- [Given text]
Segment Open
Military Wiki
Shantou-class gunboat
Class overview
Operators:  People's Liberation Army Navy
General characteristics
Type: Gunboat
Displacement: 77.4 tonnes (76.2 long tons; 85.3 short tons)
Length: 25.21 m (82 ft 9 in)[1]
Beam: 6.06 m (19 ft 11 in)
Draft: 1.8 m (5 ft 11 in)
Propulsion: 2 × 3D12 diesel engines, 300 hp (224 kW)
2 × M50 diesel engines, 1,200 hp (895 kW)
4 × FANG shafts
Speed: 22.4 knots (41.5 km/h; 25.8 mph)
Range: 770 mi (1,240 km) at 11.4 knots (21.1 km/h; 13.1 mph)
Complement: 17
Sensors and
processing systems:
1 × navigational or surface search radar
Armament: • 4 × 37 mm (1.5 in) guns (2×2)
• 2 × 14.5 mm (0.57 in) heavy machine guns
• 2 × depth charge rails

The Shantou-class gunboat, was a Chinese built gunboat of the People's Republic of China's People's Liberation Army Navy. Known in the United States as the "Swatow"[1] class gunboat; it was based on the Soviet P-6 class torpedo boat. The boat is designated as Type 55A (55 Jia Xing, 55甲型). Instead of being wooden hulled, and consisting of torpedoes as the main armament, the Shantou class is steel-hulled, with guns as the main armament. The Shantou (or Swatow) is the predecessor of the Type 062 class gunboat, or more commonly known as the Shanghai-I & II class.

Service history

Entering service from 1955 through 1960, these vessels were completely removed from naval service by the mid-1990s, and were transferred to civilian law enforcement agencies. However, just like the Beihai, Huangpu, and Yulin class gunboats which had been transferred to law enforcement agencies, these obsolete and aging boats were not satisfactory in their new civilian roles, due largely to their low maximum speed (10 knots), which was not sufficient enough to catch the smugglers' high speed motorboats. As a result, these boats were subsequently transferred again, this time to the reserves; or subordinated to naval militias in various Military Maritime Districts in China as training boats, or harbor patrol boats. Like the aforementioned gunboats before it, the Swatow class, arriving for its new role(s) will likewise see increased conversions, some mothballing, and then eventually being scrapped.
Segment Closed
- [Provided information]
Segment Open
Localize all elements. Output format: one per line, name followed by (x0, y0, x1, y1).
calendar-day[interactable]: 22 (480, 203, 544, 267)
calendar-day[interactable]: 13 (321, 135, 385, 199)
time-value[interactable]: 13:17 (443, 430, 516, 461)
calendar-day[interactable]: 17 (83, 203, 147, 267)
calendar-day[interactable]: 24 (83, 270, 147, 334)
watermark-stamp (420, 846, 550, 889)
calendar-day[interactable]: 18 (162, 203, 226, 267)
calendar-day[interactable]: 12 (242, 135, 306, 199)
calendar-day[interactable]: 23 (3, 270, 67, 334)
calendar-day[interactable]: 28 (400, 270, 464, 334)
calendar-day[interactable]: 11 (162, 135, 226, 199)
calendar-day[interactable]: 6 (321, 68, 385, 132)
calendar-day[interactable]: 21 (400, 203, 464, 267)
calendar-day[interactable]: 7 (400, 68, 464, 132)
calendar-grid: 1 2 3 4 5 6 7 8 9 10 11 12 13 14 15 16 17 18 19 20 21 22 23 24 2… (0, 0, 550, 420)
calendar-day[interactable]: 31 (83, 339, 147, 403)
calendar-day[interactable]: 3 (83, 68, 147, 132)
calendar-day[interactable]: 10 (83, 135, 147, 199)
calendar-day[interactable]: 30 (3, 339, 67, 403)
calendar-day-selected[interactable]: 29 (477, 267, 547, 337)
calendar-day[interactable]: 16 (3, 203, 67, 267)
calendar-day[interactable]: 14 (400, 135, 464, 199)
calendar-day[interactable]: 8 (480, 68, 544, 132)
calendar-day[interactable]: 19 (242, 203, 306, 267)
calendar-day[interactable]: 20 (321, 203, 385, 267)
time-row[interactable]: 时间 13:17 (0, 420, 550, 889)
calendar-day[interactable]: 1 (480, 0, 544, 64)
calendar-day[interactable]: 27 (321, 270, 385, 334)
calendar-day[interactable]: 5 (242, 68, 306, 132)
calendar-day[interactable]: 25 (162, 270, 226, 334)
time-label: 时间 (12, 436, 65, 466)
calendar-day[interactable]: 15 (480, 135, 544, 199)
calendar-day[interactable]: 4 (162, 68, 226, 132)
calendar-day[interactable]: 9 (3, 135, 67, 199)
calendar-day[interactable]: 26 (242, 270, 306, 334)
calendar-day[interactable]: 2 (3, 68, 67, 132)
Segment Closed
- [Exercises]
1 – From the Shantou-class gunboat article, reproduce the stretch from "The Shantou-class gunboat, was" through "Shanghai-I & II class." word for word.
2 – According to the Shantou-class gunboat article, why were these boats transferred again after being handed to civilian law enforcement agencies? Answer in one to three sentences.

- [Task-by-task solutions]
1 –
The Shantou-class gunboat, was a Chinese built gunboat of the People's Republic of China's People's Liberation Army Navy. Known in the United States as the "Swatow"[1] class gunboat; it was based on the Soviet P-6 class torpedo boat. The boat is designated as Type 55A (55 Jia Xing, 55甲型). Instead of being wooden hulled, and consisting of torpedoes as the main armament, the Shantou class is steel-hulled, with guns as the main armament. The Shantou (or Swatow) is the predecessor of the Type 062 class gunboat, or more commonly known as the Shanghai-I & II class.

2 – They were not satisfactory in their civilian roles, largely because their low maximum speed of 10 knots could not catch smugglers' high-speed motorboats. As a result, they were moved to the reserves or placed under naval militias as training or harbor patrol boats.